Do this
Look through the data below. Collect every line where the word "gestes" occurs.

━━━ Exercise materials

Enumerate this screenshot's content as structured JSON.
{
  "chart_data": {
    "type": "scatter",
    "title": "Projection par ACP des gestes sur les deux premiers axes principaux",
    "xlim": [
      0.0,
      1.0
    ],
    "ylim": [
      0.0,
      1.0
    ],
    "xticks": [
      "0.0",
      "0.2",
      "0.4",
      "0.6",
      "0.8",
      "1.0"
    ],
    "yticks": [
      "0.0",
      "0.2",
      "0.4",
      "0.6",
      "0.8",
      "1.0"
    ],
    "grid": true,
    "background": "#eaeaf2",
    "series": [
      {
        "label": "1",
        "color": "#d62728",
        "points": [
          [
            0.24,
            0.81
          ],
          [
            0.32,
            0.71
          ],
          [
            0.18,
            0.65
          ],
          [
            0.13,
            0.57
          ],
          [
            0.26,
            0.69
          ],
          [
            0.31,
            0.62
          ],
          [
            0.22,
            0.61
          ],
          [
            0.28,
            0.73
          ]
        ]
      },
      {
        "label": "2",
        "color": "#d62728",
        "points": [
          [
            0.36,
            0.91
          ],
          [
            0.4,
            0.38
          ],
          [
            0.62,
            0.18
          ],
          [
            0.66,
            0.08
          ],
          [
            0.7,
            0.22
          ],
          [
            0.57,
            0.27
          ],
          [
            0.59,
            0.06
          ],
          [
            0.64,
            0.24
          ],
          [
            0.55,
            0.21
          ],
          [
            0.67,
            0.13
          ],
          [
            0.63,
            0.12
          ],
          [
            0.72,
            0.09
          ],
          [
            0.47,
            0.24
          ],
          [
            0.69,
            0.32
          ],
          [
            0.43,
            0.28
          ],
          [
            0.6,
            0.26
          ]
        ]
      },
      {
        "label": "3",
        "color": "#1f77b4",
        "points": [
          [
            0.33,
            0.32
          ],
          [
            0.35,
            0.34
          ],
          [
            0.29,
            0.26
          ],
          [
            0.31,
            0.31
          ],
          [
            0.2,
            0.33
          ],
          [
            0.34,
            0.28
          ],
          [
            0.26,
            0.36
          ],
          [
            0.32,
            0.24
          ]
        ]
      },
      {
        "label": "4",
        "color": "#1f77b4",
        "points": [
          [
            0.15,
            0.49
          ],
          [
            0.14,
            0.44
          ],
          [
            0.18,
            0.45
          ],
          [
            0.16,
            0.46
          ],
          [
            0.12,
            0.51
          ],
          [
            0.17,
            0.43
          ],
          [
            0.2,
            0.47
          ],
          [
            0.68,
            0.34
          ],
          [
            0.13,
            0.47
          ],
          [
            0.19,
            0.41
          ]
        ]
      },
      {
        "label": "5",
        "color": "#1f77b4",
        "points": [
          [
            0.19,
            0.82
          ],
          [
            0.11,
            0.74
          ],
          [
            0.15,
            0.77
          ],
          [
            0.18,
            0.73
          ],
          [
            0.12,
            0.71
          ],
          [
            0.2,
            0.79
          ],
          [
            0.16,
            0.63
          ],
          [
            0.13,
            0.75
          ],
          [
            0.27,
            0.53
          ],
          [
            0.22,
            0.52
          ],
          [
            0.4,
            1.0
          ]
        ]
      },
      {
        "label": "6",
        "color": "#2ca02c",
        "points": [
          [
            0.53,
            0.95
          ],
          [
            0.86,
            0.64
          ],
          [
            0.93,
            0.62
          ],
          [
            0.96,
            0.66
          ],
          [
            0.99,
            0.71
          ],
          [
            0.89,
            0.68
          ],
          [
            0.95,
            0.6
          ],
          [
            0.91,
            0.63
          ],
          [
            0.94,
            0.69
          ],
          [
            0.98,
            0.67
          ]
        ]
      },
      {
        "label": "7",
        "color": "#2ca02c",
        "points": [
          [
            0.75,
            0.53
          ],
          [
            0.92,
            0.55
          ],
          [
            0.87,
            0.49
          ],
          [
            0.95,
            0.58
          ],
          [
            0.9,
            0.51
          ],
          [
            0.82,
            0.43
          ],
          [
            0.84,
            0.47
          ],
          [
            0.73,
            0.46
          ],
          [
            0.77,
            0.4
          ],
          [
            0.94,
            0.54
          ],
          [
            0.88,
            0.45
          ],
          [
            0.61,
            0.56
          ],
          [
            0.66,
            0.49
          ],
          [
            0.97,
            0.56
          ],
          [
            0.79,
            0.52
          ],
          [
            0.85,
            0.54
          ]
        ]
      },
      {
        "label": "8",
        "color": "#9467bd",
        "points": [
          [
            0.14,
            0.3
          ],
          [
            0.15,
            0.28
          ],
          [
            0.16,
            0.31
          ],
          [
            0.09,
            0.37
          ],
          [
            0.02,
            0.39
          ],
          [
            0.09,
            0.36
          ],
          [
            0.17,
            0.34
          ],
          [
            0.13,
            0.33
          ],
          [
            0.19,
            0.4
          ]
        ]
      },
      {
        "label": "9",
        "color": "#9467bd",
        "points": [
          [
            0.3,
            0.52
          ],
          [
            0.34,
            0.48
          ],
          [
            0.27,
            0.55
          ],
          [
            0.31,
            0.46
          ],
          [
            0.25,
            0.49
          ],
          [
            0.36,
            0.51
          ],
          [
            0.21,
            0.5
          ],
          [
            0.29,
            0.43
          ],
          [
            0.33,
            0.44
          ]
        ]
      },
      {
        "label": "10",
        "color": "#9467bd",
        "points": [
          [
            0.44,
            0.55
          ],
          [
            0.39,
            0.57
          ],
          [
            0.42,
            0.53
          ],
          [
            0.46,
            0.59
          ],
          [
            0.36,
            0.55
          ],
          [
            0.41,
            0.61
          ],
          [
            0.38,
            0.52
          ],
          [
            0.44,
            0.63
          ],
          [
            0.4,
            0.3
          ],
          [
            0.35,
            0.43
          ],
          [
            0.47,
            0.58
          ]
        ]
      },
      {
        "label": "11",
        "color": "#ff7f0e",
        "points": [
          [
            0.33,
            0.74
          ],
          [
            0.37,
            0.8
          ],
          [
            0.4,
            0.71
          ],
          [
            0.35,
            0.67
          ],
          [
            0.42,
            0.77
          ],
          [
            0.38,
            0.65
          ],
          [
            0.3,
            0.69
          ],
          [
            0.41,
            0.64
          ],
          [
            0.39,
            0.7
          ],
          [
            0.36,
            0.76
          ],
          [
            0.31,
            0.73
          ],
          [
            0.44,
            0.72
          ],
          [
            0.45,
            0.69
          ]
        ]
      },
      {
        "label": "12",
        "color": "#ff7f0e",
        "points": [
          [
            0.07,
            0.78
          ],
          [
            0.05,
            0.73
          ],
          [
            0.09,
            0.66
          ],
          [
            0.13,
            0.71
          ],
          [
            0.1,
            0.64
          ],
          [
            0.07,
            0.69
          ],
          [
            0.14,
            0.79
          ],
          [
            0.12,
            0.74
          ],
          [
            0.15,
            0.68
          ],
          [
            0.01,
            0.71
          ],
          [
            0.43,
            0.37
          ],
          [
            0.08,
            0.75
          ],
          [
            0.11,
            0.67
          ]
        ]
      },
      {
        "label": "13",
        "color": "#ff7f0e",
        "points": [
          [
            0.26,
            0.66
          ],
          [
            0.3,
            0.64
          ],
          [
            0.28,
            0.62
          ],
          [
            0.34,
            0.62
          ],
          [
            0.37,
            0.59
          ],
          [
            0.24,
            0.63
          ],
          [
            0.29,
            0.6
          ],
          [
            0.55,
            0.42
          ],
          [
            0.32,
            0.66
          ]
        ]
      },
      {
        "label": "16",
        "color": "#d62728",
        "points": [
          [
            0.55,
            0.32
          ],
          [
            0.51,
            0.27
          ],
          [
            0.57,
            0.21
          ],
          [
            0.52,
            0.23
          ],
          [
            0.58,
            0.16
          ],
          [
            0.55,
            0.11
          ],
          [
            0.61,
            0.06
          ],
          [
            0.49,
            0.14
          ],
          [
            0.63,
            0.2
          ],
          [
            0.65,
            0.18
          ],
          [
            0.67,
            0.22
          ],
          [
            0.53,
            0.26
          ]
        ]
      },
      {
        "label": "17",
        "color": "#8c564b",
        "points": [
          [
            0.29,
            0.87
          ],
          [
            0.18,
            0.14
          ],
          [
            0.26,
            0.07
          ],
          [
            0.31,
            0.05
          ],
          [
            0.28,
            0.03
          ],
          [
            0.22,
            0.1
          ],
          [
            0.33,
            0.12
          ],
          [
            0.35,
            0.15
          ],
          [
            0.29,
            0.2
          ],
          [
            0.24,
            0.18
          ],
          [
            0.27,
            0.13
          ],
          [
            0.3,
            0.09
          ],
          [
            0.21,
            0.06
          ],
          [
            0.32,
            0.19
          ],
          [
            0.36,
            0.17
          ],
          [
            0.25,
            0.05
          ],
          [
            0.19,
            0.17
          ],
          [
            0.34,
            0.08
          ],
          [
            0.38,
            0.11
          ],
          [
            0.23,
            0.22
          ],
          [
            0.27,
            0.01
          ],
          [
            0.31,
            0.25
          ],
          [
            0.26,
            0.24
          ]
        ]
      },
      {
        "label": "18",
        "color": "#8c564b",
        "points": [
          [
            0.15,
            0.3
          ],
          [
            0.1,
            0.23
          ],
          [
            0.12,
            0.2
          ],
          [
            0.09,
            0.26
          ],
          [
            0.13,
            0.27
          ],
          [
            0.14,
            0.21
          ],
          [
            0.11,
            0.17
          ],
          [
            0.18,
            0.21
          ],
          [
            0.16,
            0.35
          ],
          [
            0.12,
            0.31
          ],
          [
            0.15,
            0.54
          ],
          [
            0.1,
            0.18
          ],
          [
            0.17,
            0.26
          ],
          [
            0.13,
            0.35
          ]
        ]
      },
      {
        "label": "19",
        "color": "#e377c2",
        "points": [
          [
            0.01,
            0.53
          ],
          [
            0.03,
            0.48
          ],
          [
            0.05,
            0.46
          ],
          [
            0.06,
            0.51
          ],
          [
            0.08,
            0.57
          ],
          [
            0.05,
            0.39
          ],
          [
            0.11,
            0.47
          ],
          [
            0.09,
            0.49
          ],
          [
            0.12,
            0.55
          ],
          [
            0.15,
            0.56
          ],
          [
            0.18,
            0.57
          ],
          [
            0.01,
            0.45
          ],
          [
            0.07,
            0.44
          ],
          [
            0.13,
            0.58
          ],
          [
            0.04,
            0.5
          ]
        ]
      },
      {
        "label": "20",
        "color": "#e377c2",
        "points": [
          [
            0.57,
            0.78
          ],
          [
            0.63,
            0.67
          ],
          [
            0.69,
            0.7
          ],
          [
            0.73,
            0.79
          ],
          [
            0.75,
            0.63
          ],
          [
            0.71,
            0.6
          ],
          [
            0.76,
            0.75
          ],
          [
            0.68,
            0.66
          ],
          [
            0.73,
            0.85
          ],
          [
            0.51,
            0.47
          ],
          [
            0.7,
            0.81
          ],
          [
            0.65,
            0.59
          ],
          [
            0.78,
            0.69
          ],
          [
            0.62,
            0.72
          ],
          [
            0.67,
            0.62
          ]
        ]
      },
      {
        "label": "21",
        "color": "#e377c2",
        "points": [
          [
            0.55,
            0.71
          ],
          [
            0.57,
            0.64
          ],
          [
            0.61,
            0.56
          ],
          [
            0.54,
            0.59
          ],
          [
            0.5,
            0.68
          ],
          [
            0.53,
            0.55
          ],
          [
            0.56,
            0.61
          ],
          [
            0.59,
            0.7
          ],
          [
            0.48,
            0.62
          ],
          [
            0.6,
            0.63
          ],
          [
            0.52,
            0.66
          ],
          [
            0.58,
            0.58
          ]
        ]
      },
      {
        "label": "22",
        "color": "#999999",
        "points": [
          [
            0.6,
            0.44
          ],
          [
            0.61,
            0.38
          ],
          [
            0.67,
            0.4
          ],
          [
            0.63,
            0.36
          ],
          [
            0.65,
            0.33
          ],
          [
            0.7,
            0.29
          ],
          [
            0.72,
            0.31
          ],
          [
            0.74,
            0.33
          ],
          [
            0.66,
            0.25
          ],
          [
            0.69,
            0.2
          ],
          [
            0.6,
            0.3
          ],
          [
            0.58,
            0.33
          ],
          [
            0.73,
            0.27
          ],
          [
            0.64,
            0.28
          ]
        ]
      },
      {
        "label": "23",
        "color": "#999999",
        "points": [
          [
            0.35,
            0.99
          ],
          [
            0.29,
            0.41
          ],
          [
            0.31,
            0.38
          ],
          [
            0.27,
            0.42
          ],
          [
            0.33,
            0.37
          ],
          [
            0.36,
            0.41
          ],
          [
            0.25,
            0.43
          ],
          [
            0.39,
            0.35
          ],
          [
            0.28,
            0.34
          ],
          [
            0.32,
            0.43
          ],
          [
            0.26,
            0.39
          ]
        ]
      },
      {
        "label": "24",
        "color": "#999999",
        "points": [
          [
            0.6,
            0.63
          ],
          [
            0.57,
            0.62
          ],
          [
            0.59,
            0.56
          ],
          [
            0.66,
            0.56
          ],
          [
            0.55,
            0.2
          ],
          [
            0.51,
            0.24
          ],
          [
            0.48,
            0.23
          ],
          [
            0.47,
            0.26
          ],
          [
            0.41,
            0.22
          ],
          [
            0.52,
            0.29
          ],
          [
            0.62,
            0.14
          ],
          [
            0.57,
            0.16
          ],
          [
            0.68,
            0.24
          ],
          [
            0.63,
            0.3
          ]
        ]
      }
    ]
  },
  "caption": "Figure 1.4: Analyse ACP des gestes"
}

━━━━━━

Task output
    "title": "Projection par ACP des gestes sur les deux premiers axes principaux",
  "caption": "Figure 1.4: Analyse ACP des gestes"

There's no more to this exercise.